[Given data start]

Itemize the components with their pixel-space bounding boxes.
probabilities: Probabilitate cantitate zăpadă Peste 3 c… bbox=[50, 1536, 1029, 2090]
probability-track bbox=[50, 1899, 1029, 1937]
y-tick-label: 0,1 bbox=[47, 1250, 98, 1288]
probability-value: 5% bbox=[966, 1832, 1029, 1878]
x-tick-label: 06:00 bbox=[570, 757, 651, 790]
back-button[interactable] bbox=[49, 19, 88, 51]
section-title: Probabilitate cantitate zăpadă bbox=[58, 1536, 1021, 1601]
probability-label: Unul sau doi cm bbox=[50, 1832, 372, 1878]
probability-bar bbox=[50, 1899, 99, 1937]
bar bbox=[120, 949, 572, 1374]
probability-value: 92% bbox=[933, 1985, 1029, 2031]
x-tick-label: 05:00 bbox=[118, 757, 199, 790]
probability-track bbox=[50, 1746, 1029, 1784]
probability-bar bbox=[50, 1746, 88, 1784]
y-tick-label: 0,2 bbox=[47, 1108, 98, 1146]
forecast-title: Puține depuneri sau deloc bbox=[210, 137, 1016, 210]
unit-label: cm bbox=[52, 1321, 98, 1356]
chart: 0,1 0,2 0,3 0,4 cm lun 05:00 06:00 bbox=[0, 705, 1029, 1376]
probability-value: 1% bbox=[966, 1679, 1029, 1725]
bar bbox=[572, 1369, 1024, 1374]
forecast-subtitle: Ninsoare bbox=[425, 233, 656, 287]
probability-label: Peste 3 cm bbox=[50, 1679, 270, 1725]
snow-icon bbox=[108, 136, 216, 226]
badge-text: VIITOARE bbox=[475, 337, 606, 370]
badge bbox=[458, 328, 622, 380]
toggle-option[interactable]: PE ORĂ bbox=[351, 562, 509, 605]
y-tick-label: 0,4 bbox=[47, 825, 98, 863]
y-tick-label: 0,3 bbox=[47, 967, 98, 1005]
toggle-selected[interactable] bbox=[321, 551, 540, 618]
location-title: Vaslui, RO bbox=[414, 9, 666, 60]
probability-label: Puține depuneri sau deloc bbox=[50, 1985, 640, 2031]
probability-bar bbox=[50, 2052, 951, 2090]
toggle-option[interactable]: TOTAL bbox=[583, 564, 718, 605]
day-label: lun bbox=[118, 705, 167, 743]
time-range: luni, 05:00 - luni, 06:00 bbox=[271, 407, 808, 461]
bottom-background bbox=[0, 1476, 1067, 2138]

[Given data end]

Request — Reproduce the listing above line for line, keeping every character as it appears.

Answer to this exercise —
Itemize the components with their pixel-space bounding boxes.
probabilities: Probabilitate cantitate zăpadă Peste 3 c… bbox=[50, 1536, 1029, 2090]
probability-track bbox=[50, 1899, 1029, 1937]
y-tick-label: 0,1 bbox=[47, 1250, 98, 1288]
probability-value: 5% bbox=[966, 1832, 1029, 1878]
x-tick-label: 06:00 bbox=[570, 757, 651, 790]
back-button[interactable] bbox=[49, 19, 88, 51]
section-title: Probabilitate cantitate zăpadă bbox=[58, 1536, 1021, 1601]
probability-label: Unul sau doi cm bbox=[50, 1832, 372, 1878]
probability-bar bbox=[50, 1899, 99, 1937]
bar bbox=[120, 949, 572, 1374]
probability-value: 92% bbox=[933, 1985, 1029, 2031]
x-tick-label: 05:00 bbox=[118, 757, 199, 790]
probability-track bbox=[50, 1746, 1029, 1784]
probability-bar bbox=[50, 1746, 88, 1784]
y-tick-label: 0,2 bbox=[47, 1108, 98, 1146]
forecast-title: Puține depuneri sau deloc bbox=[210, 137, 1016, 210]
unit-label: cm bbox=[52, 1321, 98, 1356]
chart: 0,1 0,2 0,3 0,4 cm lun 05:00 06:00 bbox=[0, 705, 1029, 1376]
probability-value: 1% bbox=[966, 1679, 1029, 1725]
bar bbox=[572, 1369, 1024, 1374]
forecast-subtitle: Ninsoare bbox=[425, 233, 656, 287]
probability-label: Peste 3 cm bbox=[50, 1679, 270, 1725]
snow-icon bbox=[108, 136, 216, 226]
badge-text: VIITOARE bbox=[475, 337, 606, 370]
badge bbox=[458, 328, 622, 380]
toggle-option[interactable]: PE ORĂ bbox=[351, 562, 509, 605]
y-tick-label: 0,4 bbox=[47, 825, 98, 863]
y-tick-label: 0,3 bbox=[47, 967, 98, 1005]
toggle-selected[interactable] bbox=[321, 551, 540, 618]
location-title: Vaslui, RO bbox=[414, 9, 666, 60]
probability-label: Puține depuneri sau deloc bbox=[50, 1985, 640, 2031]
probability-bar bbox=[50, 2052, 951, 2090]
toggle-option[interactable]: TOTAL bbox=[583, 564, 718, 605]
day-label: lun bbox=[118, 705, 167, 743]
time-range: luni, 05:00 - luni, 06:00 bbox=[271, 407, 808, 461]
bottom-background bbox=[0, 1476, 1067, 2138]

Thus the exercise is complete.